= Your instructions =
Without including any pictures, copy each entry below exactly.

= Records supplied =
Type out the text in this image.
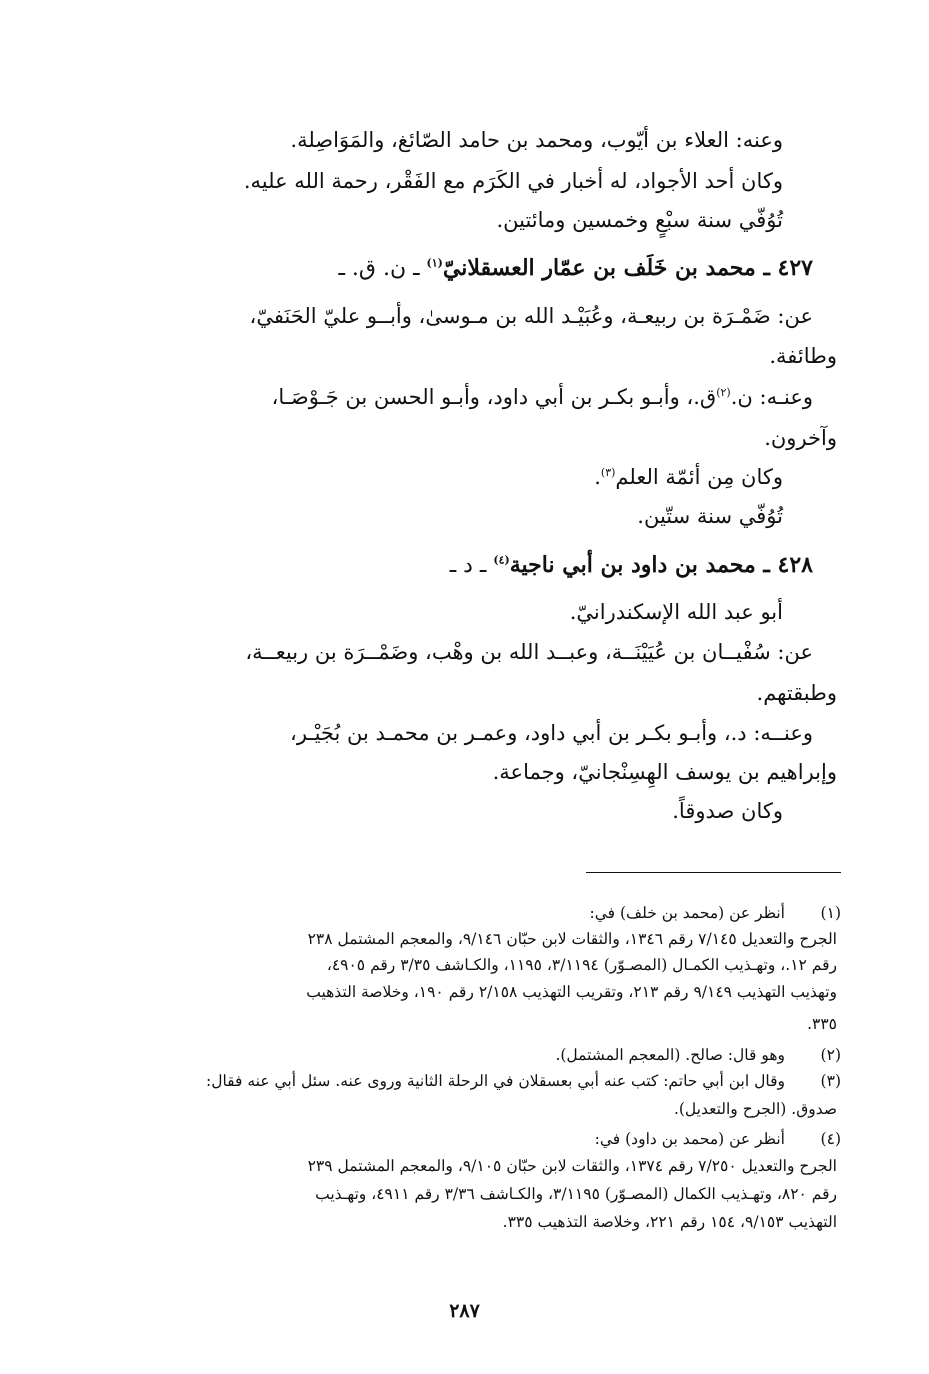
وعنه: العلاء بن أيّوب، ومحمد بن حامد الصّائغ، والمَوَاصِلة.
وكان أحد الأجواد، له أخبار في الكَرَم مع الفَقْر، رحمة الله عليه.
تُوُفّي سنة سبْعٍ وخمسين ومائتين.
٤٢٧ ـ محمد بن خَلَف بن عمّار العسقلانيّ$^{(١)}$ ـ ن. ق. ـ
عن: ضَمْـرَة بن ربيعـة، وعُبَيْـد الله بن مـوسىٰ، وأبــو عليّ الحَنَفيّ،
وطائفة.
وعنـه: ن.$^{(٢)}$ق.، وأبـو بكـر بن أبي داود، وأبـو الحسن بن جَـوْصَـا،
وآخرون.
وكان مِن أئمّة العلم$^{(٣)}$.
تُوُفّي سنة ستّين.
٤٢٨ ـ محمد بن داود بن أبي ناجية$^{(٤)}$ ـ د ـ
أبو عبد الله الإسكندرانيّ.
عن: سُفْيــان بن عُيَيْنَــة، وعبــد الله بن وهْب، وضَمْــرَة بن ربيعــة،
وطبقتهم.
وعنــه: د.، وأبـو بكـر بن أبي داود، وعمـر بن محمـد بن بُجَيْـر،
وإبراهيم بن يوسف الهِسِنْجانيّ، وجماعة.
وكان صدوقاً.
(١)
أنظر عن (محمد بن خلف) في:
الجرح والتعديل ٧/١٤٥ رقم ١٣٤٦، والثقات لابن حبّان ٩/١٤٦، والمعجم المشتمل ٢٣٨
رقم ١٢.، وتهـذيب الكمـال (المصـوّر) ٣/١١٩٤، ١١٩٥، والكـاشف ٣/٣٥ رقم ٤٩٠٥،
وتهذيب التهذيب ٩/١٤٩ رقم ٢١٣، وتقريب التهذيب ٢/١٥٨ رقم ١٩٠، وخلاصة التذهيب
٣٣٥.
(٢)
وهو قال: صالح. (المعجم المشتمل).
(٣)
وقال ابن أبي حاتم: كتب عنه أبي بعسقلان في الرحلة الثانية وروى عنه. سئل أبي عنه فقال:
صدوق. (الجرح والتعديل).
(٤)
أنظر عن (محمد بن داود) في:
الجرح والتعديل ٧/٢٥٠ رقم ١٣٧٤، والثقات لابن حبّان ٩/١٠٥، والمعجم المشتمل ٢٣٩
رقم ٨٢٠، وتهـذيب الكمال (المصـوّر) ٣/١١٩٥، والكـاشف ٣/٣٦ رقم ٤٩١١، وتهـذيب
التهذيب ٩/١٥٣، ١٥٤ رقم ٢٢١، وخلاصة التذهيب ٣٣٥.
٢٨٧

= Solution for this exercise =
Type out the text in this image.
وعنه: العلاء بن أيّوب، ومحمد بن حامد الصّائغ، والمَوَاصِلة.
وكان أحد الأجواد، له أخبار في الكَرَم مع الفَقْر، رحمة الله عليه.
تُوُفّي سنة سبْعٍ وخمسين ومائتين.
٤٢٧ ـ محمد بن خَلَف بن عمّار العسقلانيّ$^{(١)}$ ـ ن. ق. ـ
عن: ضَمْـرَة بن ربيعـة، وعُبَيْـد الله بن مـوسىٰ، وأبــو عليّ الحَنَفيّ،
وطائفة.
وعنـه: ن.$^{(٢)}$ق.، وأبـو بكـر بن أبي داود، وأبـو الحسن بن جَـوْصَـا،
وآخرون.
وكان مِن أئمّة العلم$^{(٣)}$.
تُوُفّي سنة ستّين.
٤٢٨ ـ محمد بن داود بن أبي ناجية$^{(٤)}$ ـ د ـ
أبو عبد الله الإسكندرانيّ.
عن: سُفْيــان بن عُيَيْنَــة، وعبــد الله بن وهْب، وضَمْــرَة بن ربيعــة،
وطبقتهم.
وعنــه: د.، وأبـو بكـر بن أبي داود، وعمـر بن محمـد بن بُجَيْـر،
وإبراهيم بن يوسف الهِسِنْجانيّ، وجماعة.
وكان صدوقاً.
(١)
أنظر عن (محمد بن خلف) في:
الجرح والتعديل ٧/١٤٥ رقم ١٣٤٦، والثقات لابن حبّان ٩/١٤٦، والمعجم المشتمل ٢٣٨
رقم ١٢.، وتهـذيب الكمـال (المصـوّر) ٣/١١٩٤، ١١٩٥، والكـاشف ٣/٣٥ رقم ٤٩٠٥،
وتهذيب التهذيب ٩/١٤٩ رقم ٢١٣، وتقريب التهذيب ٢/١٥٨ رقم ١٩٠، وخلاصة التذهيب
٣٣٥.
(٢)
وهو قال: صالح. (المعجم المشتمل).
(٣)
وقال ابن أبي حاتم: كتب عنه أبي بعسقلان في الرحلة الثانية وروى عنه. سئل أبي عنه فقال:
صدوق. (الجرح والتعديل).
(٤)
أنظر عن (محمد بن داود) في:
الجرح والتعديل ٧/٢٥٠ رقم ١٣٧٤، والثقات لابن حبّان ٩/١٠٥، والمعجم المشتمل ٢٣٩
رقم ٨٢٠، وتهـذيب الكمال (المصـوّر) ٣/١١٩٥، والكـاشف ٣/٣٦ رقم ٤٩١١، وتهـذيب
التهذيب ٩/١٥٣، ١٥٤ رقم ٢٢١، وخلاصة التذهيب ٣٣٥.
٢٨٧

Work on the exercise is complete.